-- start Information shown --

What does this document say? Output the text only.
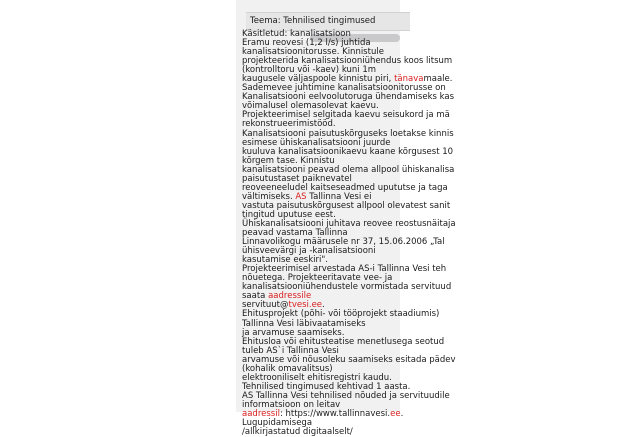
Teema: Tehnilised tingimused
Käsitletud: kanalisatsioon
Eramu reovesi (1,2 l/s) juhtida
kanalisatsioonitorusse. Kinnistule
projekteerida kanalisatsiooniühendus koos litsum
(kontrolltoru või -kaev) kuni 1m
kaugusele väljaspoole kinnistu piri, tänavamaale.
Sademevee juhtimine kanalisatsioonitorusse on
Kanalisatsiooni eelvoolutoruga ühendamiseks kas
võimalusel olemasolevat kaevu.
Projekteerimisel selgitada kaevu seisukord ja mä
rekonstrueerimistööd.
Kanalisatsiooni paisutuskõrguseks loetakse kinnis
esimese ühiskanalisatsiooni juurde
kuuluva kanalisatsioonikaevu kaane kõrgusest 10
kõrgem tase. Kinnistu
kanalisatsiooni peavad olema allpool ühiskanalisa
paisutustaset paiknevatel
reoveeneeludel kaitseseadmed upututse ja taga
vältimiseks. AS Tallinna Vesi ei
vastuta paisutuskõrgusest allpool olevatest sanit
tingitud uputuse eest.
Ühiskanalisatsiooni juhitava reovee reostusnäitaja
peavad vastama Tallinna
Linnavolikogu määrusele nr 37, 15.06.2006 „Tal
ühisveevärgi ja -kanalisatsiooni
kasutamise eeskiri".
Projekteerimisel arvestada AS-i Tallinna Vesi teh
nõuetega. Projekteeritavate vee- ja
kanalisatsiooniühendustele vormistada servituud
saata aadressile
servituut@tvesi.ee.
Ehitusprojekt (põhi- või tööprojekt staadiumis)
Tallinna Vesi läbivaatamiseks
ja arvamuse saamiseks.
Ehitusloa või ehitusteatise menetlusega seotud
tuleb AS`i Tallinna Vesi
arvamuse või nõusoleku saamiseks esitada pädev
(kohalik omavalitsus)
elektrooniliselt ehitisregistri kaudu.
Tehnilised tingimused kehtivad 1 aasta.
AS Tallinna Vesi tehnilised nõuded ja servituudile
informatsioon on leitav
aadressil: https://www.tallinnavesi.ee.
Lugupidamisega
/allkirjastatud digitaalselt/
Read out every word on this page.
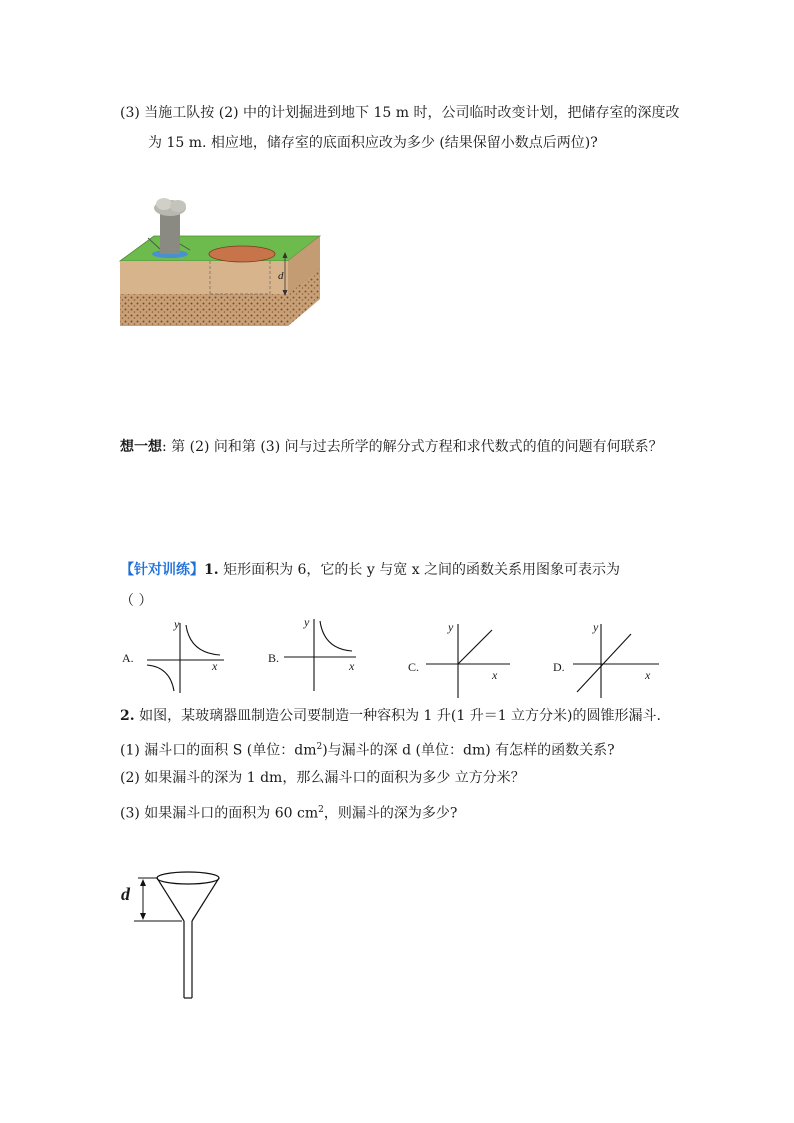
(3) 当施工队按 (2) 中的计划掘进到地下 15 m 时，公司临时改变计划，把储存室的深度改
为 15 m. 相应地，储存室的底面积应改为多少 (结果保留小数点后两位)?
d
想一想: 第 (2) 问和第 (3) 问与过去所学的解分式方程和求代数式的值的问题有何联系？
【针对训练】1. 矩形面积为 6，它的长 y 与宽 x 之间的函数关系用图象可表示为
（ ）
A.
y
x
B.
y
x	C.
y
x
D.
y
x
2. 如图，某玻璃器皿制造公司要制造一种容积为 1 升(1 升＝1 立方分米)的圆锥形漏斗.
(1) 漏斗口的面积 S (单位：$dm^2$)与漏斗的深 d (单位：dm) 有怎样的函数关系?
(2) 如果漏斗的深为 1 dm，那么漏斗口的面积为多少 立方分米？
(3) 如果漏斗口的面积为 60 $cm^2$，则漏斗的深为多少?
d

-- end Information shown --

» Work to be completed: Extract, from the material above, each line holding the word "tingimused".

» Full answer:
Teema: Tehnilised tingimused
Tehnilised tingimused kehtivad 1 aasta.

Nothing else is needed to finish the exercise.